::: Provided records

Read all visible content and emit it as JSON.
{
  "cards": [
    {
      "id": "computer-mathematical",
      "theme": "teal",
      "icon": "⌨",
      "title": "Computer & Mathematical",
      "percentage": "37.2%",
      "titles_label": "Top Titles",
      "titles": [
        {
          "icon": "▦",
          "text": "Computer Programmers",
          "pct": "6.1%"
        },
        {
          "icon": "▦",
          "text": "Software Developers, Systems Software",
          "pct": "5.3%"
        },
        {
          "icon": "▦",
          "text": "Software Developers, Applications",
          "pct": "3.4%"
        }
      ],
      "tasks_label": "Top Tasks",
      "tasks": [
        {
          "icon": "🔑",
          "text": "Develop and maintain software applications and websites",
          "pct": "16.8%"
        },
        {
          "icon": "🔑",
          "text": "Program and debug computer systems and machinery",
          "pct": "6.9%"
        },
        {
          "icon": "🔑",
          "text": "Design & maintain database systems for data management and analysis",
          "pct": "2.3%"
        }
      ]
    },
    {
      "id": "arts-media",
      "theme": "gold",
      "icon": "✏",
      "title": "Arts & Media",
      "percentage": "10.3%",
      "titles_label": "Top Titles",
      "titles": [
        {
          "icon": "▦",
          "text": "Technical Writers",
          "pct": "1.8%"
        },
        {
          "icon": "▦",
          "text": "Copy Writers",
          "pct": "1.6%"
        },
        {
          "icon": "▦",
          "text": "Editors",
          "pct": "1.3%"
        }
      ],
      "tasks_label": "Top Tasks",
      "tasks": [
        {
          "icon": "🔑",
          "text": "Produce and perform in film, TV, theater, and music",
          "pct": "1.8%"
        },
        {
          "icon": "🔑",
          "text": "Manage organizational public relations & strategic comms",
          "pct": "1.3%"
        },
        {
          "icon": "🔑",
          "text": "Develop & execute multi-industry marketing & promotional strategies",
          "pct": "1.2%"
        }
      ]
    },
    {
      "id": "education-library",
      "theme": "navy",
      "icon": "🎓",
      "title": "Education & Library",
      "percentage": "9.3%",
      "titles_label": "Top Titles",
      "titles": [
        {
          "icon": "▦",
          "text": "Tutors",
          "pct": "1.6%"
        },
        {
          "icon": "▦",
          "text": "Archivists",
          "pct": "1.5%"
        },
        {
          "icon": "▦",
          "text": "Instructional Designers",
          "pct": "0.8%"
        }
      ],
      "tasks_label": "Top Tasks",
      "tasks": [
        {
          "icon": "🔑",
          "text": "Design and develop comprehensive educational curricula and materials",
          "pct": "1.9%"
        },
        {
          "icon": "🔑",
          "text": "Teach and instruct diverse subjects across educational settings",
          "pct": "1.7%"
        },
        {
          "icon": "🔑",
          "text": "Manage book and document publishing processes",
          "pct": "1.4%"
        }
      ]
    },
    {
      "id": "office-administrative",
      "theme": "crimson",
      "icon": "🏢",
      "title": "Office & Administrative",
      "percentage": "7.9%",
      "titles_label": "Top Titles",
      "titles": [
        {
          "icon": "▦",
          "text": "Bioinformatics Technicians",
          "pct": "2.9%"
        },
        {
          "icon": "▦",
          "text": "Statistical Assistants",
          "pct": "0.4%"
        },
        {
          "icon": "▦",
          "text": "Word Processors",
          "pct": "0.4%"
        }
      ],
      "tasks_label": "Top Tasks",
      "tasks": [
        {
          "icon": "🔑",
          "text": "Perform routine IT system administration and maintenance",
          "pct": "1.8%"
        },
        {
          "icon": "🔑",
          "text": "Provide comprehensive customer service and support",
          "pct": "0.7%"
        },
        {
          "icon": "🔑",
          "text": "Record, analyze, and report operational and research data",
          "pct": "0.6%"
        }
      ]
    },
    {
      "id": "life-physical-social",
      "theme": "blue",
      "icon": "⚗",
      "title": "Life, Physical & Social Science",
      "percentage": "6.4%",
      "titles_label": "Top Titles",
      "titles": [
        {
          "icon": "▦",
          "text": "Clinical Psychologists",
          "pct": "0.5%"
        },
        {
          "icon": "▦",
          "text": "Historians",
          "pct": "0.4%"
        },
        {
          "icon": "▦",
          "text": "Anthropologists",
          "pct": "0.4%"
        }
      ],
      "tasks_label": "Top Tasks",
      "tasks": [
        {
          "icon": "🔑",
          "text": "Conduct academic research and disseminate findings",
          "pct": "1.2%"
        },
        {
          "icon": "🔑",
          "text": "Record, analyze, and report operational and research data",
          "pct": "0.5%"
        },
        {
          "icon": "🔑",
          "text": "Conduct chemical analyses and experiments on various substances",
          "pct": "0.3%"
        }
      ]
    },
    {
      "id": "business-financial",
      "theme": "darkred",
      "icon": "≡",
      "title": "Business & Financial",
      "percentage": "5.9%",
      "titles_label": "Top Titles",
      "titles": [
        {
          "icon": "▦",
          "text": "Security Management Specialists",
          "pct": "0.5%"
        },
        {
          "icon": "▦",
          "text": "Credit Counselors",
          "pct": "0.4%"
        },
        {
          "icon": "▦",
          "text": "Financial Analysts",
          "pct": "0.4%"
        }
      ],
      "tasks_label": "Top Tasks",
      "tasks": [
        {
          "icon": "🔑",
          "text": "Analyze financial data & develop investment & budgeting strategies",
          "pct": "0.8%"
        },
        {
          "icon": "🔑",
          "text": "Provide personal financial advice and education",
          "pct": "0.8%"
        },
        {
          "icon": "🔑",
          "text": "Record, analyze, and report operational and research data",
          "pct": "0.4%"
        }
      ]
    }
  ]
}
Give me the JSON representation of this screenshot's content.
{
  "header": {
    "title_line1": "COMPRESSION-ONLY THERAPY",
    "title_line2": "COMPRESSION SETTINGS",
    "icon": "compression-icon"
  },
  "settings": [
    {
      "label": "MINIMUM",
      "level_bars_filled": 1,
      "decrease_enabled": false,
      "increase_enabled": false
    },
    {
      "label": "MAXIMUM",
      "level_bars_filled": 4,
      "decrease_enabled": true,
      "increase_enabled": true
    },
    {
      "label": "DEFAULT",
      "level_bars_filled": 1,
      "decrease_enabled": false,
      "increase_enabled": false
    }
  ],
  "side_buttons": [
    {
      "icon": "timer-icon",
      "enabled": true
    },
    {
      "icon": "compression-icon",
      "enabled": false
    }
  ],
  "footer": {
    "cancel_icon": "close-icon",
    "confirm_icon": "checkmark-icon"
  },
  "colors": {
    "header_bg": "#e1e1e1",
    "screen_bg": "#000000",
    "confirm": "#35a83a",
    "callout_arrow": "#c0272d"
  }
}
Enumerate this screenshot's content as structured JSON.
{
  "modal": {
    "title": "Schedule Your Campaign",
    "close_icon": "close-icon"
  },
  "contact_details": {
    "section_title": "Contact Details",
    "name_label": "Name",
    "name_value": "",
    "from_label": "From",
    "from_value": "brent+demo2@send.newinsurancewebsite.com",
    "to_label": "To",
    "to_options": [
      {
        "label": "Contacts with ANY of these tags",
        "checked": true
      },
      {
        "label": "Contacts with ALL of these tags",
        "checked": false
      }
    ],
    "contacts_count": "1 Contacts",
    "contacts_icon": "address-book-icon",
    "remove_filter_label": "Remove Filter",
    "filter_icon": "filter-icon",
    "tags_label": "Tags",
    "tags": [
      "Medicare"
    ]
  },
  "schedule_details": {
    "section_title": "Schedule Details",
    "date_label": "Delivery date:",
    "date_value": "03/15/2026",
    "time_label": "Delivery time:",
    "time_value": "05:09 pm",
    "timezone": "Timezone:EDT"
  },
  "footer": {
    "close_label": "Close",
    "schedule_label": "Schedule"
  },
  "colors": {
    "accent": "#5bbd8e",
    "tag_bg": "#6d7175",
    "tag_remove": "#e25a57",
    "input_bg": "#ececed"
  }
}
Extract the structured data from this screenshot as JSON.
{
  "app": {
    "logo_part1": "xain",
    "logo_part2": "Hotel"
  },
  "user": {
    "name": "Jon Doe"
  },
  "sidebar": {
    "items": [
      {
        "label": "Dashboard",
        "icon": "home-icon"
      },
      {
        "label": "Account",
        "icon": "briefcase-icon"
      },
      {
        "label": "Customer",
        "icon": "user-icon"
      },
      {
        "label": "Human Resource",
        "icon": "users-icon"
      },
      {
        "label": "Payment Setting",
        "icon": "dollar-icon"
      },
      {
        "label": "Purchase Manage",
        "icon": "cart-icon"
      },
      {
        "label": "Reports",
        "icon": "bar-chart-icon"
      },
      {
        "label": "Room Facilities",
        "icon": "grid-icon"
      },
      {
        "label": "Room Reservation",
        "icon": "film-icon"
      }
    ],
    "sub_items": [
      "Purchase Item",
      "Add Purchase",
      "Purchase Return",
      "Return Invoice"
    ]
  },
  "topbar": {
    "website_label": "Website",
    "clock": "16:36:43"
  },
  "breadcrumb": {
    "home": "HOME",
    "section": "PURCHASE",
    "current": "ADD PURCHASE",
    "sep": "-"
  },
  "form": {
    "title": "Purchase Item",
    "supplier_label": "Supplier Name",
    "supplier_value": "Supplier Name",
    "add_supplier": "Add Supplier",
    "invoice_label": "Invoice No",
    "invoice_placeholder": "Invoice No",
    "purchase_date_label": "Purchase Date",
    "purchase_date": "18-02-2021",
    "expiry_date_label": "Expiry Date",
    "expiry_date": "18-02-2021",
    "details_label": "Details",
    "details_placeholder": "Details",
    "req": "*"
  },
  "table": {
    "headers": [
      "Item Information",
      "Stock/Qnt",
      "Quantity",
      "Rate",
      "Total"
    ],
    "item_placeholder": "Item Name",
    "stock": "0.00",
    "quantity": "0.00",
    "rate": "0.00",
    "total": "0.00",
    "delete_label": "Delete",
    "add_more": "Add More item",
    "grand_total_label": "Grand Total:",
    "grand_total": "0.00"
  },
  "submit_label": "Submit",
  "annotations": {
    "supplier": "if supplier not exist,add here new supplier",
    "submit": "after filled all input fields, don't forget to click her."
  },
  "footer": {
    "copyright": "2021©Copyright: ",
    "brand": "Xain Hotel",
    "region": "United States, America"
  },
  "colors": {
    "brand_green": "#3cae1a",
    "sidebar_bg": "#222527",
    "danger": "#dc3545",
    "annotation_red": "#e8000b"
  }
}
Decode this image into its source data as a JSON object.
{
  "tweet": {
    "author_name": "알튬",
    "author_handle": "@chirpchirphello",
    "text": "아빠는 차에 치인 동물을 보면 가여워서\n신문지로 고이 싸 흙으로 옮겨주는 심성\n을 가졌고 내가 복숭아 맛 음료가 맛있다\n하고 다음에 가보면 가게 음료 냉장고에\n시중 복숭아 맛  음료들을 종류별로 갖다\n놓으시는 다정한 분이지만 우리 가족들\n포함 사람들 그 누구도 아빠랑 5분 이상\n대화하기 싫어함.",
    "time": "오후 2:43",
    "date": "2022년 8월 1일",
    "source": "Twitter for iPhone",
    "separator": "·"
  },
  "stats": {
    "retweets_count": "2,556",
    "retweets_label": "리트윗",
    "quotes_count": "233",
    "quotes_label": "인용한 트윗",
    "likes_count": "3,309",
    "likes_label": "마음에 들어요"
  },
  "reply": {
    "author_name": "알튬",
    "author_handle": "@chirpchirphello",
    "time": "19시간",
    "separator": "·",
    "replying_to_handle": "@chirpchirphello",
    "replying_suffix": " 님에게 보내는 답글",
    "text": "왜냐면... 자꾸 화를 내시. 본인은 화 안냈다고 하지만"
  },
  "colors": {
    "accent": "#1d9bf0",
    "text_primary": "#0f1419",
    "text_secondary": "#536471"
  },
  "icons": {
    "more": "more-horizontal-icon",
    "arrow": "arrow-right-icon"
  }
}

::::::

▶ [Aim] Using the records above, please retype only the run of lines from the line holding "Decode this image" through the last line, both ends included.

▶ [Complete output]
Decode this image into its source data as a JSON object.
{
  "tweet": {
    "author_name": "알튬",
    "author_handle": "@chirpchirphello",
    "text": "아빠는 차에 치인 동물을 보면 가여워서\n신문지로 고이 싸 흙으로 옮겨주는 심성\n을 가졌고 내가 복숭아 맛 음료가 맛있다\n하고 다음에 가보면 가게 음료 냉장고에\n시중 복숭아 맛  음료들을 종류별로 갖다\n놓으시는 다정한 분이지만 우리 가족들\n포함 사람들 그 누구도 아빠랑 5분 이상\n대화하기 싫어함.",
    "time": "오후 2:43",
    "date": "2022년 8월 1일",
    "source": "Twitter for iPhone",
    "separator": "·"
  },
  "stats": {
    "retweets_count": "2,556",
    "retweets_label": "리트윗",
    "quotes_count": "233",
    "quotes_label": "인용한 트윗",
    "likes_count": "3,309",
    "likes_label": "마음에 들어요"
  },
  "reply": {
    "author_name": "알튬",
    "author_handle": "@chirpchirphello",
    "time": "19시간",
    "separator": "·",
    "replying_to_handle": "@chirpchirphello",
    "replying_suffix": " 님에게 보내는 답글",
    "text": "왜냐면... 자꾸 화를 내시. 본인은 화 안냈다고 하지만"
  },
  "colors": {
    "accent": "#1d9bf0",
    "text_primary": "#0f1419",
    "text_secondary": "#536471"
  },
  "icons": {
    "more": "more-horizontal-icon",
    "arrow": "arrow-right-icon"
  }
}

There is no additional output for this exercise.